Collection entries
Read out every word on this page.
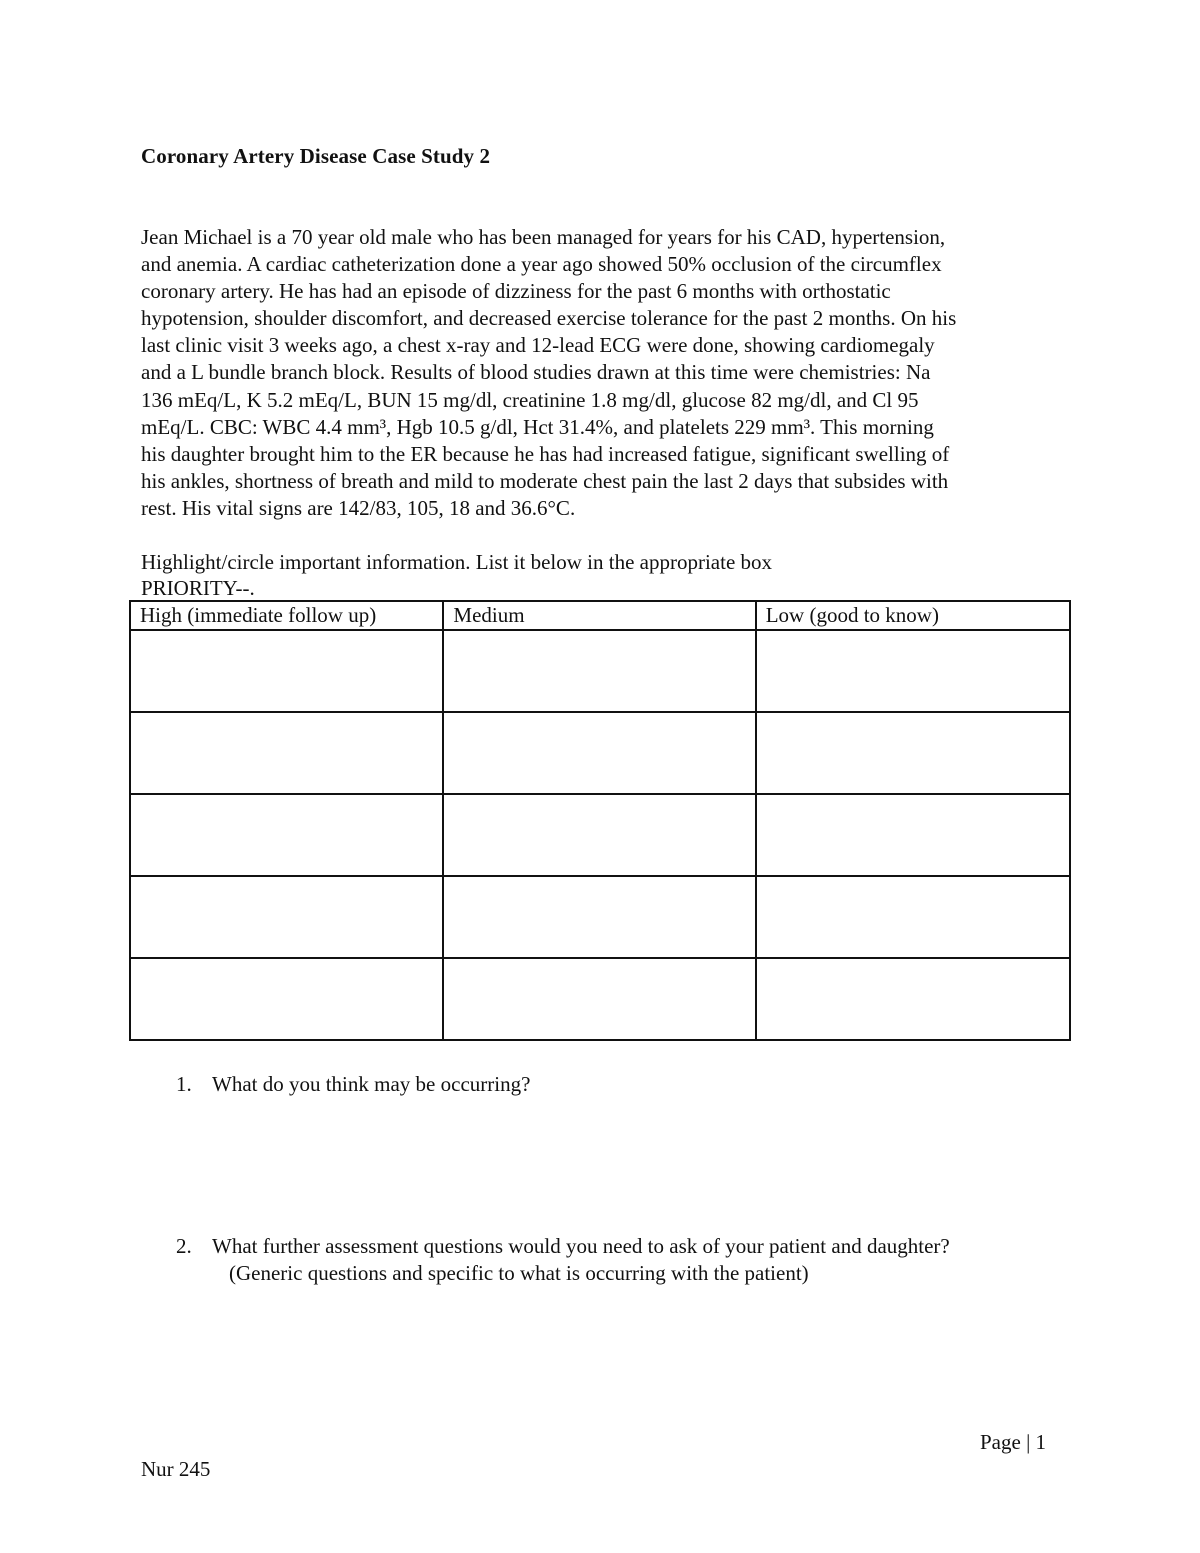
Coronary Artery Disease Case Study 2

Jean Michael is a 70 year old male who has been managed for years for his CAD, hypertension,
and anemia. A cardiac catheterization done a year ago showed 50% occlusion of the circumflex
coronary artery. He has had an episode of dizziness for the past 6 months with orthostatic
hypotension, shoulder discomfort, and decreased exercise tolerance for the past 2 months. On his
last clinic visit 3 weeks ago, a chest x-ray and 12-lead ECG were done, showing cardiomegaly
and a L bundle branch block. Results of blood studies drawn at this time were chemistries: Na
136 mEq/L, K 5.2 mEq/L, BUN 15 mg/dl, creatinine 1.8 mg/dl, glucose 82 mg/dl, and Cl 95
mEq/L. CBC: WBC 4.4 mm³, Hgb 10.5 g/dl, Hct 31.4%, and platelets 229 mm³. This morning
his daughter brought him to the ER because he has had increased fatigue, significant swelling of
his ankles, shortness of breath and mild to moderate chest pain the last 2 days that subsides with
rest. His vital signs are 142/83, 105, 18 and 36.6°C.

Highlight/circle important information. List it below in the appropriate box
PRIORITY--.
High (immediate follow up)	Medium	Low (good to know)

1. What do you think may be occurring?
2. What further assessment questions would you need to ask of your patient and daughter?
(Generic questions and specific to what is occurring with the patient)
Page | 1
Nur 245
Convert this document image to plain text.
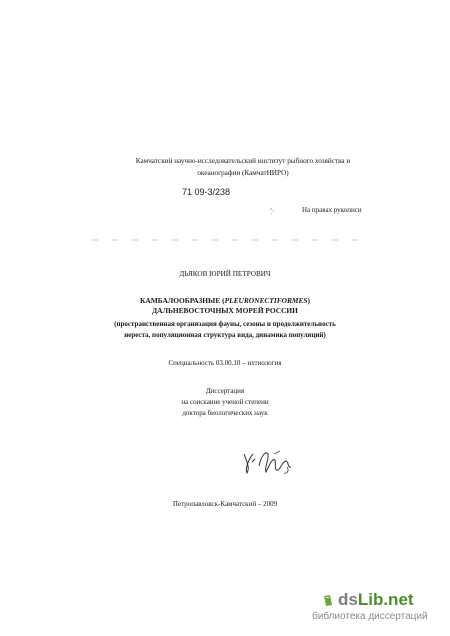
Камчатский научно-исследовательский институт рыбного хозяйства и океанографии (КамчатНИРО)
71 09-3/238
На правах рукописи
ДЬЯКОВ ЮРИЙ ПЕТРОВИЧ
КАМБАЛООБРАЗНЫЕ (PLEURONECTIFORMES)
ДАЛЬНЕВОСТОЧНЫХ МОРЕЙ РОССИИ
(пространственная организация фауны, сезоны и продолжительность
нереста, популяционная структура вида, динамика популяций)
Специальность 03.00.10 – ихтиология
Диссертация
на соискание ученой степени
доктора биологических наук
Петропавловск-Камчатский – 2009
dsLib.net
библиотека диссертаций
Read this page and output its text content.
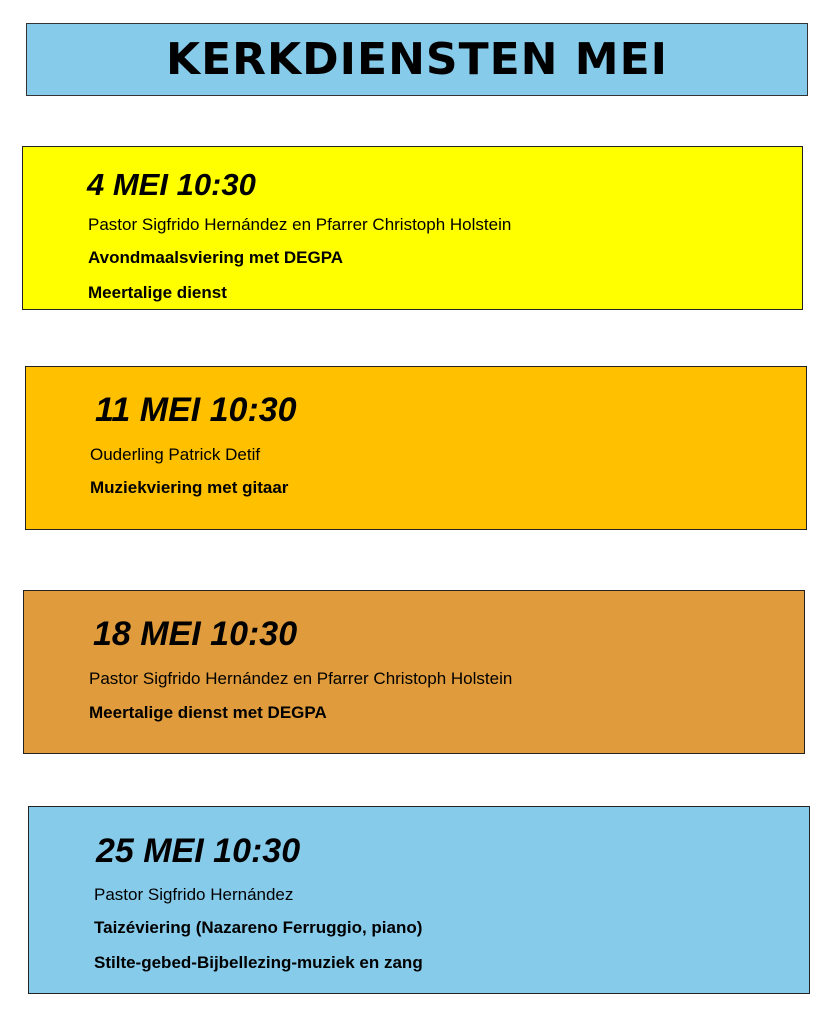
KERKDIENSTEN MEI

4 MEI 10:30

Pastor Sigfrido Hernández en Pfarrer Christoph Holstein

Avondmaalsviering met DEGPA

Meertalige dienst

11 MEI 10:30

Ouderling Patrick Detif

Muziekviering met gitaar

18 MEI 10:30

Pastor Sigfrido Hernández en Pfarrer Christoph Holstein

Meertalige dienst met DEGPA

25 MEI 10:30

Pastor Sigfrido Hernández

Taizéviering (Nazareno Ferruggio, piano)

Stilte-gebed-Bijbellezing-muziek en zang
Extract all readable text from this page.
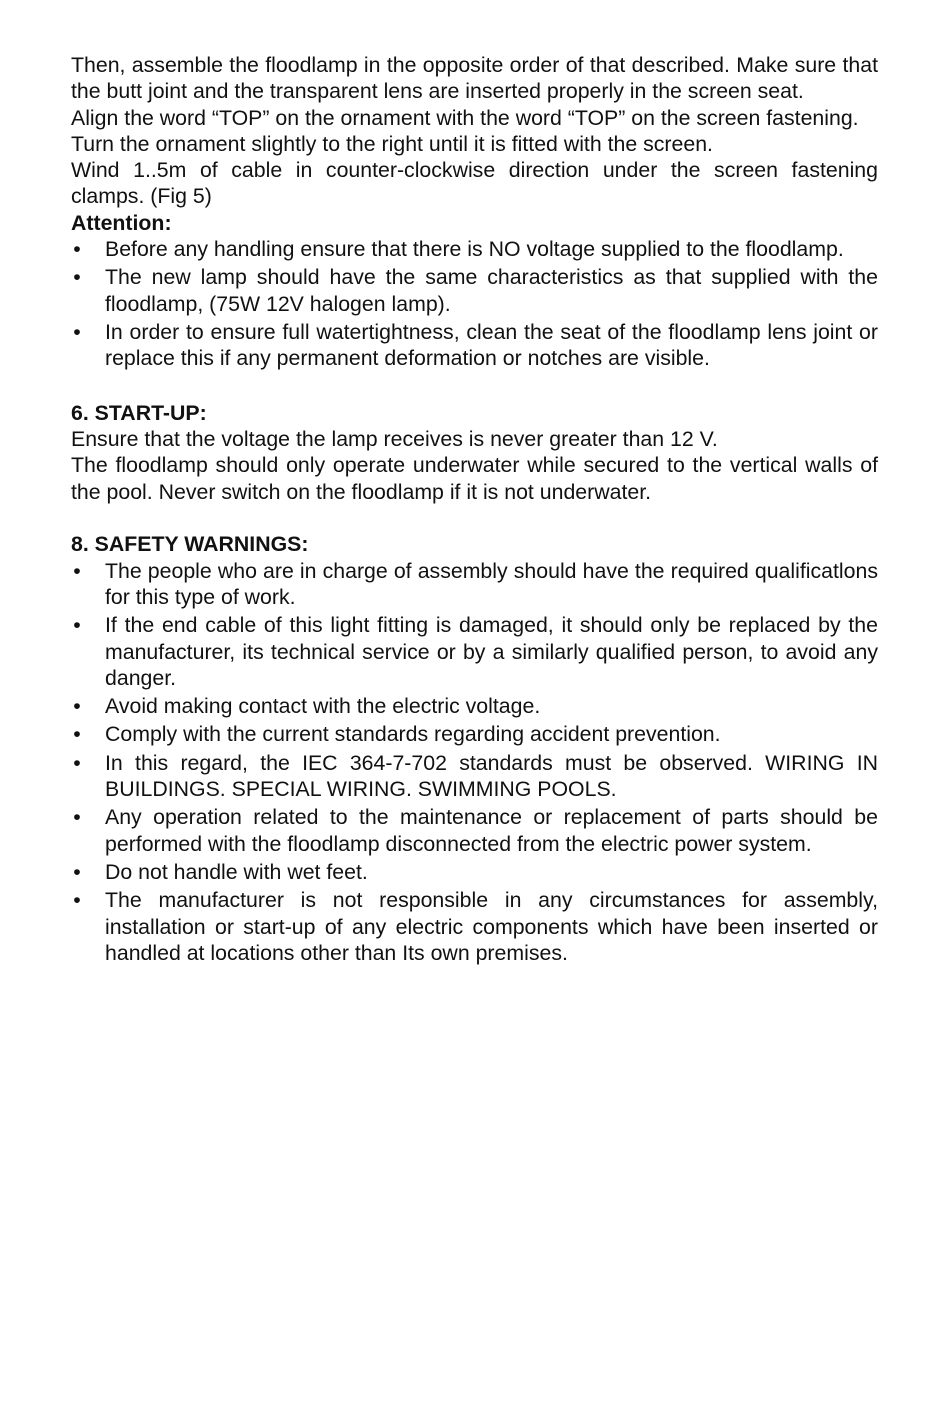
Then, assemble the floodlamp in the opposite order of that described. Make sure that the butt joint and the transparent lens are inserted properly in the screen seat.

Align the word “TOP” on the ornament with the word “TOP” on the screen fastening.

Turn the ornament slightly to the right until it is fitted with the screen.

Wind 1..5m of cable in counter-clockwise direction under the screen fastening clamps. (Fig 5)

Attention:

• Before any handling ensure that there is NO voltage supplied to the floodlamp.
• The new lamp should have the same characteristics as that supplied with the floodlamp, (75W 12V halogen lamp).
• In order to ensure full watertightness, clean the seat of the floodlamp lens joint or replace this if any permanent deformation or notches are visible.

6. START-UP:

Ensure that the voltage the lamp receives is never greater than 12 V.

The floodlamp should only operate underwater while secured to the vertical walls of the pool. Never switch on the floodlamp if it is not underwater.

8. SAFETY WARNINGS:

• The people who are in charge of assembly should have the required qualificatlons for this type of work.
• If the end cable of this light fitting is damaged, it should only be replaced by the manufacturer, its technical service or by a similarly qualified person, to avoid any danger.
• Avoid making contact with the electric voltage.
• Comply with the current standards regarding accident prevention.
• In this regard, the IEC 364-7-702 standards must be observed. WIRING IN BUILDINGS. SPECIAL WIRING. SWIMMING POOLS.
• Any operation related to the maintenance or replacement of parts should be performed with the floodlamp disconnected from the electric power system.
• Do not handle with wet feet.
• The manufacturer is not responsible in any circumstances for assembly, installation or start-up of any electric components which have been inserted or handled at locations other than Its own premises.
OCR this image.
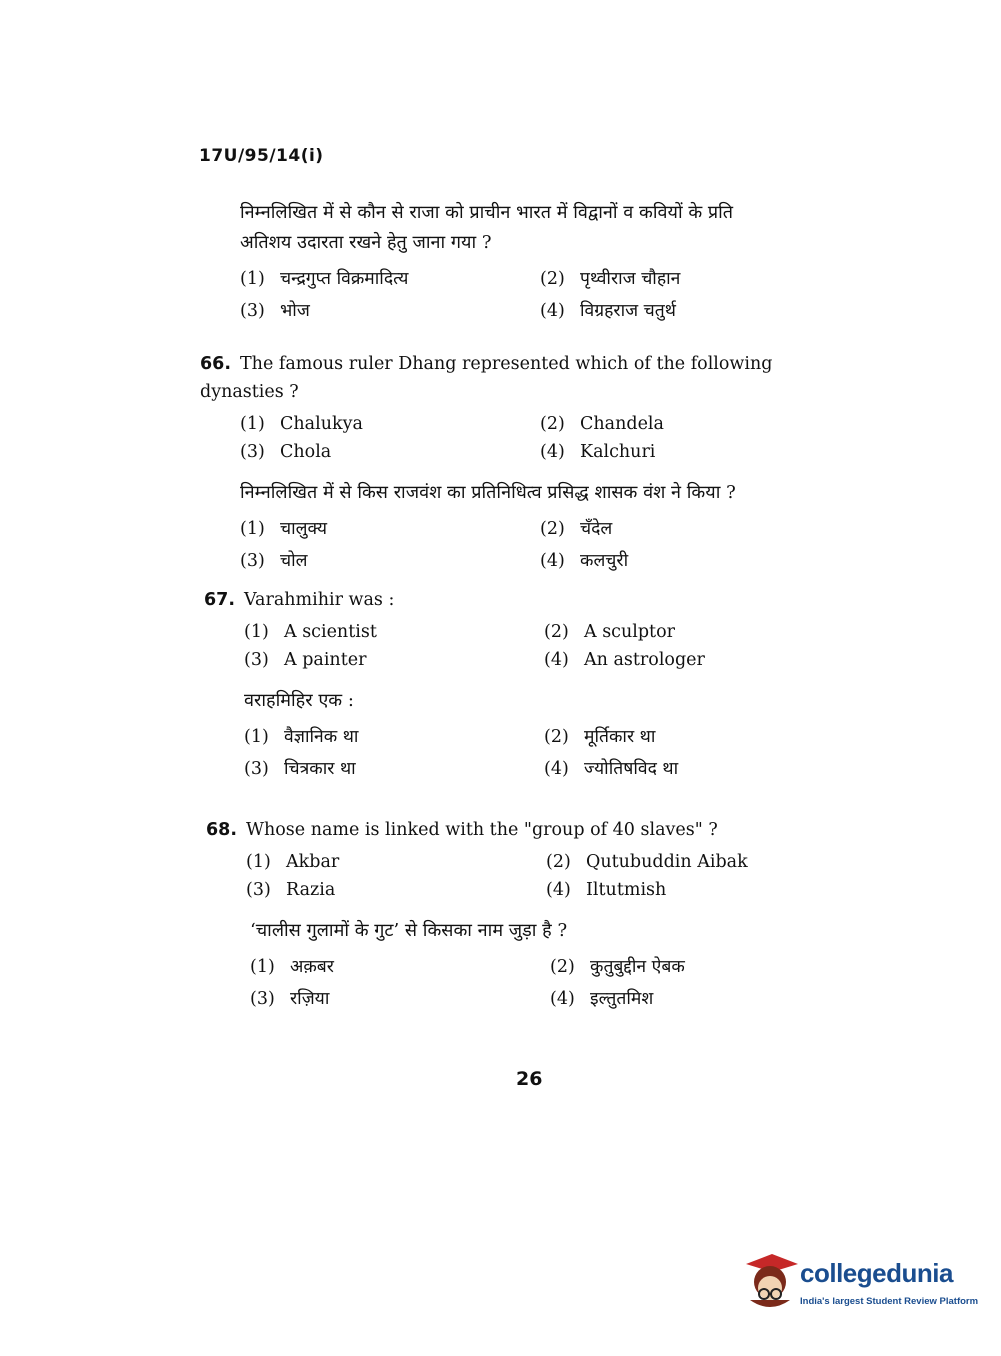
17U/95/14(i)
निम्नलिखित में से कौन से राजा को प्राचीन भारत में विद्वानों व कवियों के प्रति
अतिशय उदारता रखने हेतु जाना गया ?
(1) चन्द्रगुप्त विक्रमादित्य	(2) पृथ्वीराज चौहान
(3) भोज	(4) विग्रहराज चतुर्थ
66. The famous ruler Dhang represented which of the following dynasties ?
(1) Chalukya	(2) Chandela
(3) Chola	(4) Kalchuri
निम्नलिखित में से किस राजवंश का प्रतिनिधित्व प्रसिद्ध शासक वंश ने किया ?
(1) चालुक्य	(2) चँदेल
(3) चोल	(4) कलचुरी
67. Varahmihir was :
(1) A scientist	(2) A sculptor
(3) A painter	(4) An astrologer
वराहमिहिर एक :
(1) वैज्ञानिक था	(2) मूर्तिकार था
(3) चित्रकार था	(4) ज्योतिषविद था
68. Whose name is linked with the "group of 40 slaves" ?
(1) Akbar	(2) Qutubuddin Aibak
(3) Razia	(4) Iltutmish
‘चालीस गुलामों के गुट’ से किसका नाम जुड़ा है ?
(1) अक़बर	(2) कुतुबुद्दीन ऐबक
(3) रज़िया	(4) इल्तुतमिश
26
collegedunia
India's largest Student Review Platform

# Task to complete
Transcribe all entries above exactly. Drop the pictures.

# Task answer
Read out every word on this page.
Coronary Artery Disease Case Study 2

Jean Michael is a 70 year old male who has been managed for years for his CAD, hypertension,
and anemia. A cardiac catheterization done a year ago showed 50% occlusion of the circumflex
coronary artery. He has had an episode of dizziness for the past 6 months with orthostatic
hypotension, shoulder discomfort, and decreased exercise tolerance for the past 2 months. On his
last clinic visit 3 weeks ago, a chest x-ray and 12-lead ECG were done, showing cardiomegaly
and a L bundle branch block. Results of blood studies drawn at this time were chemistries: Na
136 mEq/L, K 5.2 mEq/L, BUN 15 mg/dl, creatinine 1.8 mg/dl, glucose 82 mg/dl, and Cl 95
mEq/L. CBC: WBC 4.4 mm³, Hgb 10.5 g/dl, Hct 31.4%, and platelets 229 mm³. This morning
his daughter brought him to the ER because he has had increased fatigue, significant swelling of
his ankles, shortness of breath and mild to moderate chest pain the last 2 days that subsides with
rest. His vital signs are 142/83, 105, 18 and 36.6°C.

Highlight/circle important information. List it below in the appropriate box
PRIORITY--.
High (immediate follow up)	Medium	Low (good to know)

1. What do you think may be occurring?
2. What further assessment questions would you need to ask of your patient and daughter?
(Generic questions and specific to what is occurring with the patient)
Page | 1
Nur 245
Convert this document image to plain text.
Камчатский научно-исследовательский институт рыбного хозяйства и океанографии (КамчатНИРО)
71 09-3/238
На правах рукописи
ДЬЯКОВ ЮРИЙ ПЕТРОВИЧ
КАМБАЛООБРАЗНЫЕ (PLEURONECTIFORMES)
ДАЛЬНЕВОСТОЧНЫХ МОРЕЙ РОССИИ
(пространственная организация фауны, сезоны и продолжительность
нереста, популяционная структура вида, динамика популяций)
Специальность 03.00.10 – ихтиология
Диссертация
на соискание ученой степени
доктора биологических наук
Петропавловск-Камчатский – 2009
dsLib.net
библиотека диссертаций
Read this page and output its text content.
KERKDIENSTEN MEI

4 MEI 10:30

Pastor Sigfrido Hernández en Pfarrer Christoph Holstein

Avondmaalsviering met DEGPA

Meertalige dienst

11 MEI 10:30

Ouderling Patrick Detif

Muziekviering met gitaar

18 MEI 10:30

Pastor Sigfrido Hernández en Pfarrer Christoph Holstein

Meertalige dienst met DEGPA

25 MEI 10:30

Pastor Sigfrido Hernández

Taizéviering (Nazareno Ferruggio, piano)

Stilte-gebed-Bijbellezing-muziek en zang
Extract all readable text from this page.
Then, assemble the floodlamp in the opposite order of that described. Make sure that the butt joint and the transparent lens are inserted properly in the screen seat.

Align the word “TOP” on the ornament with the word “TOP” on the screen fastening.

Turn the ornament slightly to the right until it is fitted with the screen.

Wind 1..5m of cable in counter-clockwise direction under the screen fastening clamps. (Fig 5)

Attention:

• Before any handling ensure that there is NO voltage supplied to the floodlamp.
• The new lamp should have the same characteristics as that supplied with the floodlamp, (75W 12V halogen lamp).
• In order to ensure full watertightness, clean the seat of the floodlamp lens joint or replace this if any permanent deformation or notches are visible.

6. START-UP:

Ensure that the voltage the lamp receives is never greater than 12 V.

The floodlamp should only operate underwater while secured to the vertical walls of the pool. Never switch on the floodlamp if it is not underwater.

8. SAFETY WARNINGS:

• The people who are in charge of assembly should have the required qualificatlons for this type of work.
• If the end cable of this light fitting is damaged, it should only be replaced by the manufacturer, its technical service or by a similarly qualified person, to avoid any danger.
• Avoid making contact with the electric voltage.
• Comply with the current standards regarding accident prevention.
• In this regard, the IEC 364-7-702 standards must be observed. WIRING IN BUILDINGS. SPECIAL WIRING. SWIMMING POOLS.
• Any operation related to the maintenance or replacement of parts should be performed with the floodlamp disconnected from the electric power system.
• Do not handle with wet feet.
• The manufacturer is not responsible in any circumstances for assembly, installation or start-up of any electric components which have been inserted or handled at locations other than Its own premises.
OCR this image.
17U/95/14(i)
निम्नलिखित में से कौन से राजा को प्राचीन भारत में विद्वानों व कवियों के प्रति
अतिशय उदारता रखने हेतु जाना गया ?
(1) चन्द्रगुप्त विक्रमादित्य	(2) पृथ्वीराज चौहान
(3) भोज	(4) विग्रहराज चतुर्थ
66. The famous ruler Dhang represented which of the following dynasties ?
(1) Chalukya	(2) Chandela
(3) Chola	(4) Kalchuri
निम्नलिखित में से किस राजवंश का प्रतिनिधित्व प्रसिद्ध शासक वंश ने किया ?
(1) चालुक्य	(2) चँदेल
(3) चोल	(4) कलचुरी
67. Varahmihir was :
(1) A scientist	(2) A sculptor
(3) A painter	(4) An astrologer
वराहमिहिर एक :
(1) वैज्ञानिक था	(2) मूर्तिकार था
(3) चित्रकार था	(4) ज्योतिषविद था
68. Whose name is linked with the "group of 40 slaves" ?
(1) Akbar	(2) Qutubuddin Aibak
(3) Razia	(4) Iltutmish
‘चालीस गुलामों के गुट’ से किसका नाम जुड़ा है ?
(1) अक़बर	(2) कुतुबुद्दीन ऐबक
(3) रज़िया	(4) इल्तुतमिश
26
collegedunia
India's largest Student Review Platform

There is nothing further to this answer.